▶ **What to work on**
Copy every line that holds "объем".

▶ **Material for the task**
───
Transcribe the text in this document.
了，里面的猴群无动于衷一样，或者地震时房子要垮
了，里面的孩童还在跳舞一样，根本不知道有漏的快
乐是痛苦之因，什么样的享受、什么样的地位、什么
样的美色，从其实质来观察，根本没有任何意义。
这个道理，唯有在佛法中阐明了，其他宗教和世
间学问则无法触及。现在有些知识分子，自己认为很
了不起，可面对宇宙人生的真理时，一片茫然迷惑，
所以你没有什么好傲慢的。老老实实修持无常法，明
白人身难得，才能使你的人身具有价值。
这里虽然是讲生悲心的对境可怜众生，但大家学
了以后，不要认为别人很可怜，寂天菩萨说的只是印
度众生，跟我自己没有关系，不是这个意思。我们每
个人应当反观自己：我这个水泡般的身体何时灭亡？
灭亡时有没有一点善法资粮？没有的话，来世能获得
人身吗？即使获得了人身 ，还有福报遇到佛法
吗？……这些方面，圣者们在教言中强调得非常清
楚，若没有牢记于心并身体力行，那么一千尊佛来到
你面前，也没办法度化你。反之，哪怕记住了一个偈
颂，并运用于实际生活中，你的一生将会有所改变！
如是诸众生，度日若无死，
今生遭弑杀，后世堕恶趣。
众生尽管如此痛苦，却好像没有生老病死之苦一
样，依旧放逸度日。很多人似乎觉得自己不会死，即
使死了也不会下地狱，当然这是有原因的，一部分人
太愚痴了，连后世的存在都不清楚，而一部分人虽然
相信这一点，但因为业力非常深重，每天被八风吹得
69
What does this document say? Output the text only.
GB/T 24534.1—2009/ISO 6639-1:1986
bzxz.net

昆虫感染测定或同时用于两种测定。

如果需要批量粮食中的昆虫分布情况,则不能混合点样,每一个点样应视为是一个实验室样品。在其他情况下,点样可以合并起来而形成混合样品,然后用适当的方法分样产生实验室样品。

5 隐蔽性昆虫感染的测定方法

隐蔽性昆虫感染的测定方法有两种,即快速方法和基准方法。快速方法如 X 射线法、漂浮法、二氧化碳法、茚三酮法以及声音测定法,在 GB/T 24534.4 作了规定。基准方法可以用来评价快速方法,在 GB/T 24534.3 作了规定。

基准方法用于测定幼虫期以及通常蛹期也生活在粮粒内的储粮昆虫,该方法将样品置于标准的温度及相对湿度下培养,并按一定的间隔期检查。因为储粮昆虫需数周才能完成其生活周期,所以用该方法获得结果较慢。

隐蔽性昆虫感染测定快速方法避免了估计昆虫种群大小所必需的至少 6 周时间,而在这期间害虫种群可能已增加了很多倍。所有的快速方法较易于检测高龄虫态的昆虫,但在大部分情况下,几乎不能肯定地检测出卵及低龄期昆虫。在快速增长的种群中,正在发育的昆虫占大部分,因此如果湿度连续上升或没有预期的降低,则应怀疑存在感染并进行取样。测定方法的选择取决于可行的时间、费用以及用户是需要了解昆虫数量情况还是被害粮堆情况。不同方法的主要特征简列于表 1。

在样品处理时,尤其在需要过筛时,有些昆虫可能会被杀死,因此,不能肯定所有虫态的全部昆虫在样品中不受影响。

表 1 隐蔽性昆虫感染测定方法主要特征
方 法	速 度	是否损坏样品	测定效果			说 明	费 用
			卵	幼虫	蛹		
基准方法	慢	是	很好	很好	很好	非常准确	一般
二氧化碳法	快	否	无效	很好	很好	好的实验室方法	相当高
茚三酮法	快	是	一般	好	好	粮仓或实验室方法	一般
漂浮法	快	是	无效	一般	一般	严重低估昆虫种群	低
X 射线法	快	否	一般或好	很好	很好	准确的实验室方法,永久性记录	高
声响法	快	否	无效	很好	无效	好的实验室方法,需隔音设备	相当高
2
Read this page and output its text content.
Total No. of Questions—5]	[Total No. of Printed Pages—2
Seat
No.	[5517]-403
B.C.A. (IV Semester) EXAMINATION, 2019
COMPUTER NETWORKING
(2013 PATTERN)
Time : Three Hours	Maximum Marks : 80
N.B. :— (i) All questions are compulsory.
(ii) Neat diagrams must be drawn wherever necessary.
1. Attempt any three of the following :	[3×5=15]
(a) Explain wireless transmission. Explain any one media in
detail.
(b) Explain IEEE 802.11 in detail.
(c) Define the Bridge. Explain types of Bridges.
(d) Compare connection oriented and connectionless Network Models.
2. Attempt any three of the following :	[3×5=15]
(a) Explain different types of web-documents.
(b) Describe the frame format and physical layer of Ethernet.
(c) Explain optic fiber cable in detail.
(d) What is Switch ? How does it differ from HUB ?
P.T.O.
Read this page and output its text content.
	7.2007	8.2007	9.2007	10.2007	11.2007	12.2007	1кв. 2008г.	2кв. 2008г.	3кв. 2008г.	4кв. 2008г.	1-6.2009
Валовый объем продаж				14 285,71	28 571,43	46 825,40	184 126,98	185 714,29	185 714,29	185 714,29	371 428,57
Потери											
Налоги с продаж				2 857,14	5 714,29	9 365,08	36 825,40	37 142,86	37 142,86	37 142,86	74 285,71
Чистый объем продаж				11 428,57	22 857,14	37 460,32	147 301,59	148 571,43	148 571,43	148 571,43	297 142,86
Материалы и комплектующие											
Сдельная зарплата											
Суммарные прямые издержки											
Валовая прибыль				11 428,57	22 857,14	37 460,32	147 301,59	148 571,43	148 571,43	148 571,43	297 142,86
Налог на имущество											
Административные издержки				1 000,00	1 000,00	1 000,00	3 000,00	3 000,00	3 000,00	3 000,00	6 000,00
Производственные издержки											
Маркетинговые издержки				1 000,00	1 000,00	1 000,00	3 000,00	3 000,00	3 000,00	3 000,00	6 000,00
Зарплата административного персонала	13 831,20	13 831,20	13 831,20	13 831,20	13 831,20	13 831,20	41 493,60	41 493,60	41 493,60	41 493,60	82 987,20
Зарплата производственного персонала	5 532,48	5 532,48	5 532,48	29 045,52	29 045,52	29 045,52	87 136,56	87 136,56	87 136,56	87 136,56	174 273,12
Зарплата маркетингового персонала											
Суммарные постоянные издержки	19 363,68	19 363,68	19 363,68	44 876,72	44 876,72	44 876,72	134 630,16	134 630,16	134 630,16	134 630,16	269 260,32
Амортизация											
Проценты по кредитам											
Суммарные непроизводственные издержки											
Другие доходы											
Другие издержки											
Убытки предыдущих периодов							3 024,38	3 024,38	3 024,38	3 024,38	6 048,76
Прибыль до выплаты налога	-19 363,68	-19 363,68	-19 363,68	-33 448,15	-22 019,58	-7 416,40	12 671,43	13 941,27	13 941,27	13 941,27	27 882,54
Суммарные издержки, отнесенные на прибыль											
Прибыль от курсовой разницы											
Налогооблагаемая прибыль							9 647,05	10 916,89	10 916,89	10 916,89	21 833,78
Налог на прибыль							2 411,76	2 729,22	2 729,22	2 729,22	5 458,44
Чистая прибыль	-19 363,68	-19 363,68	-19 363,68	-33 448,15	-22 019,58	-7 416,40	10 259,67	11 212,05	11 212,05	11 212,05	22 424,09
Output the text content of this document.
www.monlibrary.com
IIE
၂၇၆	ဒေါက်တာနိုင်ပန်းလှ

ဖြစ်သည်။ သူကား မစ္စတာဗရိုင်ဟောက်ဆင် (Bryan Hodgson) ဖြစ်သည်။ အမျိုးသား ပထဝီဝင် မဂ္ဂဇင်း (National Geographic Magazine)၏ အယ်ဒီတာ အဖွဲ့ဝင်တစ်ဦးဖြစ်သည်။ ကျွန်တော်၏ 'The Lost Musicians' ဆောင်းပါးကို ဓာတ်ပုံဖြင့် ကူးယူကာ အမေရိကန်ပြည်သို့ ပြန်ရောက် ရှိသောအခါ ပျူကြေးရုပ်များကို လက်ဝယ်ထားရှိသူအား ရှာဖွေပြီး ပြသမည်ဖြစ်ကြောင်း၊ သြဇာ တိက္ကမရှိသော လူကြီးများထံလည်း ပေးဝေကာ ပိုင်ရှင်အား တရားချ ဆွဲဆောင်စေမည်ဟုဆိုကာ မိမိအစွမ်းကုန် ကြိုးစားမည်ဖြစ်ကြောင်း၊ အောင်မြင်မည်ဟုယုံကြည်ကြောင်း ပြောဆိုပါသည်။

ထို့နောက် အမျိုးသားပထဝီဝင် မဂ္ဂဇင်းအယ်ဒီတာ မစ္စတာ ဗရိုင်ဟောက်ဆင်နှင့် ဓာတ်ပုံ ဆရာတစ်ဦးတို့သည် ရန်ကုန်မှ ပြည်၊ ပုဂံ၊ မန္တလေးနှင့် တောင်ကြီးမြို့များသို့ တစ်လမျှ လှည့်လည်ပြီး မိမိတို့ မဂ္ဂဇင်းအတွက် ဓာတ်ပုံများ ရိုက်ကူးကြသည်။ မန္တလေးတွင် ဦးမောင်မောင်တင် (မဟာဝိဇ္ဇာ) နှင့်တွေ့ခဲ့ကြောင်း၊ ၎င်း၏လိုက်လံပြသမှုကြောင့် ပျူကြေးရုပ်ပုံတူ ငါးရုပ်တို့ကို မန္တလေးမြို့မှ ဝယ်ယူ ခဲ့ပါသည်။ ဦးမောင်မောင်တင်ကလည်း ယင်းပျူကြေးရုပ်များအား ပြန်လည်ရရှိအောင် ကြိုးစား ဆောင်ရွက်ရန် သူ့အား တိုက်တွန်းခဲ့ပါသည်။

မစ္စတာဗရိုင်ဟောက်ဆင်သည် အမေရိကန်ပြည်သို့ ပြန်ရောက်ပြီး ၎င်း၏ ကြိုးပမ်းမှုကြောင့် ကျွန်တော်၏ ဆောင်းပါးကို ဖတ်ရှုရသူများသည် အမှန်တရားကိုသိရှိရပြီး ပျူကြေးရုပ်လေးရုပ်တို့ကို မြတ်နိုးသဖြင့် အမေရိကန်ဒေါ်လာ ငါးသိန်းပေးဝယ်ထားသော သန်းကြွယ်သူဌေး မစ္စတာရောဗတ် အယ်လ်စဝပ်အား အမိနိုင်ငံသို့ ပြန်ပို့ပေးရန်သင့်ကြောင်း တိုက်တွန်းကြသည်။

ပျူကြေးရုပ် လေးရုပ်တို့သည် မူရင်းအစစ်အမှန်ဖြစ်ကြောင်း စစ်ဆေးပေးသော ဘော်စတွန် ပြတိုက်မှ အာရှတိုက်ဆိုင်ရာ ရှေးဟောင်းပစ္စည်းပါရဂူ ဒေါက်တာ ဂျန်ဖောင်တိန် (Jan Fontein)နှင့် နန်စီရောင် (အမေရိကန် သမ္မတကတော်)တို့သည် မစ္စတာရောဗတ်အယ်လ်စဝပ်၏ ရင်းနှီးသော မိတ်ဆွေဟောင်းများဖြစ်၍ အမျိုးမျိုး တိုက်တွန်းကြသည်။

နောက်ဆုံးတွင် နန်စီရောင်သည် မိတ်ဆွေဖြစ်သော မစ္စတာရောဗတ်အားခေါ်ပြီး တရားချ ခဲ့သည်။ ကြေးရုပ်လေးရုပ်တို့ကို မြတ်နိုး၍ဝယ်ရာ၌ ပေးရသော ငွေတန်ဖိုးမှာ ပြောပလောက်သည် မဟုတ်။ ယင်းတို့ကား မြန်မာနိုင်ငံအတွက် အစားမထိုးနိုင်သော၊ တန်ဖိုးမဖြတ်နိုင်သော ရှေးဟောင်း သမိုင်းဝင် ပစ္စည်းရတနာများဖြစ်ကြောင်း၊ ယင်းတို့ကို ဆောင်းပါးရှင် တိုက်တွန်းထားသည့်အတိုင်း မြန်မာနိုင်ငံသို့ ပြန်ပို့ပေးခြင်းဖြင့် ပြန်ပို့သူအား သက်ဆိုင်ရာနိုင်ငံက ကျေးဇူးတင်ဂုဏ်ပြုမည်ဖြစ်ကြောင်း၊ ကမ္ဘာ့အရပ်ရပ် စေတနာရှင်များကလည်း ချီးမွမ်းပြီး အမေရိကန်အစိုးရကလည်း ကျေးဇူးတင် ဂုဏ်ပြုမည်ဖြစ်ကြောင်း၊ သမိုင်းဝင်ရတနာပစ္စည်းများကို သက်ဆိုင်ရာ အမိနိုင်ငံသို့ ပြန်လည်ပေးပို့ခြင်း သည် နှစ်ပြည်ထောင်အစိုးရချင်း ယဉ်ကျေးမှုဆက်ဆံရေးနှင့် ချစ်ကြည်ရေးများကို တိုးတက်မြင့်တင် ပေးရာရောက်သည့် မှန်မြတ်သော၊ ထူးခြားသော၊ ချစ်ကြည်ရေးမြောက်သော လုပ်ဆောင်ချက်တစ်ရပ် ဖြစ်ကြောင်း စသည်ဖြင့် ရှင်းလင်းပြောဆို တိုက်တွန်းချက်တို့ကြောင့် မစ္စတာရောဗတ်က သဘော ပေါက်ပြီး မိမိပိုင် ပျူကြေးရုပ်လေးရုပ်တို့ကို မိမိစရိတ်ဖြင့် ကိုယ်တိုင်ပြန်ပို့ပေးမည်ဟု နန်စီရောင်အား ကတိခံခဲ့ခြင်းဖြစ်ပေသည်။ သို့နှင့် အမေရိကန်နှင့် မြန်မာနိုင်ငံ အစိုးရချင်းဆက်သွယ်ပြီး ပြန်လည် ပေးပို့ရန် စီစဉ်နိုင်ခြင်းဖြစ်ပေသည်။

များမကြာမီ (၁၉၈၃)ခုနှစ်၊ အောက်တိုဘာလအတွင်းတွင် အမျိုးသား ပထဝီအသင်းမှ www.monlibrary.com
───
▶ **Task result**
Валовый объем продаж				14 285,71	28 571,43	46 825,40	184 126,98	185 714,29	185 714,29	185 714,29	371 428,57
Чистый объем продаж				11 428,57	22 857,14	37 460,32	147 301,59	148 571,43	148 571,43	148 571,43	297 142,86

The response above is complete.